Transcribe each line of the listing below verbatim.

───── Material supplied ─────

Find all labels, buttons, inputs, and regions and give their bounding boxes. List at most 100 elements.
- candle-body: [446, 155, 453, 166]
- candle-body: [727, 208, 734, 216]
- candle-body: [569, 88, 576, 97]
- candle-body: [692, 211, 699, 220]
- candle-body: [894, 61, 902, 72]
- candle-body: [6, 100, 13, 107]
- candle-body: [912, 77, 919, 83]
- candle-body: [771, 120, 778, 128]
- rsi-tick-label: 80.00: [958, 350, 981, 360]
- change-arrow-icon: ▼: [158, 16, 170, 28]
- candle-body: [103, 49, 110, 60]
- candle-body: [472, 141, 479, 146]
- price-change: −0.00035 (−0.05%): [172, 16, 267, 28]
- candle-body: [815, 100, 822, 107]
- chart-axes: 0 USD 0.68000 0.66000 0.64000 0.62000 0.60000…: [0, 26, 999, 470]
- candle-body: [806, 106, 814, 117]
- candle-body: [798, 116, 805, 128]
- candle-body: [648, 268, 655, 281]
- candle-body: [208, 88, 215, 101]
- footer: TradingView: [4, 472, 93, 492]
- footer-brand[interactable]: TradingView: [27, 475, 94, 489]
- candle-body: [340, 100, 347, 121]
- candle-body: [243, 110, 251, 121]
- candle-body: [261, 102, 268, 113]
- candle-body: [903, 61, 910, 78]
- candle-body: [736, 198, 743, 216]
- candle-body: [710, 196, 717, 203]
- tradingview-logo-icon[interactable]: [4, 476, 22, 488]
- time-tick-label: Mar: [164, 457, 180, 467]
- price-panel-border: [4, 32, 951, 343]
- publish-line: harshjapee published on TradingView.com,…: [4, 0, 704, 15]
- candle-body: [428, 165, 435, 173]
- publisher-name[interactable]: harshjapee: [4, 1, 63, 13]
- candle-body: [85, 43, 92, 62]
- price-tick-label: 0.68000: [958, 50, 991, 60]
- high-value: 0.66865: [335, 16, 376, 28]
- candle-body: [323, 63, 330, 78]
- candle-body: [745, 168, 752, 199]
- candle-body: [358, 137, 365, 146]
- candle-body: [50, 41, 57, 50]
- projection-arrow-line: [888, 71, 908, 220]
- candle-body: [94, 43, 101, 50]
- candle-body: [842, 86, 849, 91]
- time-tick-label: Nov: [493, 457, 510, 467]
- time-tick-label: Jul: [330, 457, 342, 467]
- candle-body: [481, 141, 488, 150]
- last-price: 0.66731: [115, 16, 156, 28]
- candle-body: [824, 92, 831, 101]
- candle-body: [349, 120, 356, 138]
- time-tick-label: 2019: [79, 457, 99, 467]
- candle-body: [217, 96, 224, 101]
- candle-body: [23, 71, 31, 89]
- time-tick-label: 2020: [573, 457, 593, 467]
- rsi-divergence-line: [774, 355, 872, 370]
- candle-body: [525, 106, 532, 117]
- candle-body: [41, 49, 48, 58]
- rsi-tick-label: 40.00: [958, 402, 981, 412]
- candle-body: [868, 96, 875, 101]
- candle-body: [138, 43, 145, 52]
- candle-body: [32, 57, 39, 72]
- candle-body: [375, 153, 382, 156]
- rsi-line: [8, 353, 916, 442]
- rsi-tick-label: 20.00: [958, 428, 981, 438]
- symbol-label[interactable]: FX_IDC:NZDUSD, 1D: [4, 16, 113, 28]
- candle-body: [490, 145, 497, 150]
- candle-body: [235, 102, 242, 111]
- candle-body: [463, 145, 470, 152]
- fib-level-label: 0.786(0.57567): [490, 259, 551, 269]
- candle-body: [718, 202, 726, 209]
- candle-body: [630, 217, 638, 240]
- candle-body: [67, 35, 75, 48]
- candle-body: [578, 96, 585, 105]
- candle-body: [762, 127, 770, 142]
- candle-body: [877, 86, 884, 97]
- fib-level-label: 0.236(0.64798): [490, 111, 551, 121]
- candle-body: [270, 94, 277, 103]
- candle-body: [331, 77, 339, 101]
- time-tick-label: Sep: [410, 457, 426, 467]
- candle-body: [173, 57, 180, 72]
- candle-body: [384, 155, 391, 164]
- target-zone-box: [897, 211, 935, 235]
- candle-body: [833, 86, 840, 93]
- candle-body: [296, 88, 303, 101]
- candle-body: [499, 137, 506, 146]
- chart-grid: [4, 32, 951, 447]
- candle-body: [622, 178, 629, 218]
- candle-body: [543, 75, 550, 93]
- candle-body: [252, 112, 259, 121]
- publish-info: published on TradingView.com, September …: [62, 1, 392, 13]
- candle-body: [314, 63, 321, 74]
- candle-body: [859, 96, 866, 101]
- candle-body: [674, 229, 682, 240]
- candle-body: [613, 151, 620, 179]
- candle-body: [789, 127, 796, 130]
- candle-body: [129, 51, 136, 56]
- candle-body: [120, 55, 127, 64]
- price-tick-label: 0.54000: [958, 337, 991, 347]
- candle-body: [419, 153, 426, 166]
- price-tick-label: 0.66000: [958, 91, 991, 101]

─────

Finished answer ::
Find all labels, buttons, inputs, and regions and give their bounding boxes. List at most 100 elements.
- candle-body: [446, 155, 453, 166]
- candle-body: [727, 208, 734, 216]
- candle-body: [569, 88, 576, 97]
- candle-body: [692, 211, 699, 220]
- candle-body: [894, 61, 902, 72]
- candle-body: [6, 100, 13, 107]
- candle-body: [912, 77, 919, 83]
- candle-body: [771, 120, 778, 128]
- rsi-tick-label: 80.00: [958, 350, 981, 360]
- change-arrow-icon: ▼: [158, 16, 170, 28]
- candle-body: [103, 49, 110, 60]
- candle-body: [472, 141, 479, 146]
- price-change: −0.00035 (−0.05%): [172, 16, 267, 28]
- candle-body: [815, 100, 822, 107]
- chart-axes: 0 USD 0.68000 0.66000 0.64000 0.62000 0.60000…: [0, 26, 999, 470]
- candle-body: [806, 106, 814, 117]
- candle-body: [798, 116, 805, 128]
- candle-body: [648, 268, 655, 281]
- candle-body: [208, 88, 215, 101]
- footer: TradingView: [4, 472, 93, 492]
- footer-brand[interactable]: TradingView: [27, 475, 94, 489]
- candle-body: [340, 100, 347, 121]
- candle-body: [243, 110, 251, 121]
- candle-body: [261, 102, 268, 113]
- candle-body: [903, 61, 910, 78]
- candle-body: [736, 198, 743, 216]
- candle-body: [710, 196, 717, 203]
- tradingview-logo-icon[interactable]: [4, 476, 22, 488]
- time-tick-label: Mar: [164, 457, 180, 467]
- price-panel-border: [4, 32, 951, 343]
- publish-line: harshjapee published on TradingView.com,…: [4, 0, 704, 15]
- candle-body: [428, 165, 435, 173]
- publisher-name[interactable]: harshjapee: [4, 1, 63, 13]
- candle-body: [85, 43, 92, 62]
- price-tick-label: 0.68000: [958, 50, 991, 60]
- high-value: 0.66865: [335, 16, 376, 28]
- candle-body: [323, 63, 330, 78]
- candle-body: [745, 168, 752, 199]
- candle-body: [358, 137, 365, 146]
- candle-body: [50, 41, 57, 50]
- projection-arrow-line: [888, 71, 908, 220]
- candle-body: [94, 43, 101, 50]
- candle-body: [842, 86, 849, 91]
- time-tick-label: Nov: [493, 457, 510, 467]
- time-tick-label: Jul: [330, 457, 342, 467]
- candle-body: [481, 141, 488, 150]
- last-price: 0.66731: [115, 16, 156, 28]
- candle-body: [824, 92, 831, 101]
- candle-body: [349, 120, 356, 138]
- time-tick-label: 2019: [79, 457, 99, 467]
- candle-body: [217, 96, 224, 101]
- candle-body: [23, 71, 31, 89]
- time-tick-label: 2020: [573, 457, 593, 467]
- rsi-divergence-line: [774, 355, 872, 370]
- candle-body: [525, 106, 532, 117]
- candle-body: [41, 49, 48, 58]
- rsi-tick-label: 40.00: [958, 402, 981, 412]
- candle-body: [868, 96, 875, 101]
- candle-body: [138, 43, 145, 52]
- candle-body: [32, 57, 39, 72]
- candle-body: [375, 153, 382, 156]
- rsi-line: [8, 353, 916, 442]
- rsi-tick-label: 20.00: [958, 428, 981, 438]
- symbol-label[interactable]: FX_IDC:NZDUSD, 1D: [4, 16, 113, 28]
- candle-body: [490, 145, 497, 150]
- candle-body: [235, 102, 242, 111]
- candle-body: [463, 145, 470, 152]
- fib-level-label: 0.786(0.57567): [490, 259, 551, 269]
- candle-body: [718, 202, 726, 209]
- candle-body: [630, 217, 638, 240]
- candle-body: [67, 35, 75, 48]
- candle-body: [578, 96, 585, 105]
- candle-body: [762, 127, 770, 142]
- candle-body: [877, 86, 884, 97]
- fib-level-label: 0.236(0.64798): [490, 111, 551, 121]
- candle-body: [270, 94, 277, 103]
- candle-body: [331, 77, 339, 101]
- time-tick-label: Sep: [410, 457, 426, 467]
- candle-body: [173, 57, 180, 72]
- candle-body: [384, 155, 391, 164]
- target-zone-box: [897, 211, 935, 235]
- candle-body: [833, 86, 840, 93]
- candle-body: [296, 88, 303, 101]
- candle-body: [499, 137, 506, 146]
- chart-grid: [4, 32, 951, 447]
- candle-body: [622, 178, 629, 218]
- candle-body: [543, 75, 550, 93]
- candle-body: [252, 112, 259, 121]
- publish-info: published on TradingView.com, September …: [62, 1, 392, 13]
- candle-body: [314, 63, 321, 74]
- candle-body: [859, 96, 866, 101]
- candle-body: [674, 229, 682, 240]
- candle-body: [613, 151, 620, 179]
- candle-body: [789, 127, 796, 130]
- candle-body: [129, 51, 136, 56]
- candle-body: [120, 55, 127, 64]
- price-tick-label: 0.54000: [958, 337, 991, 347]
- candle-body: [419, 153, 426, 166]
- price-tick-label: 0.66000: [958, 91, 991, 101]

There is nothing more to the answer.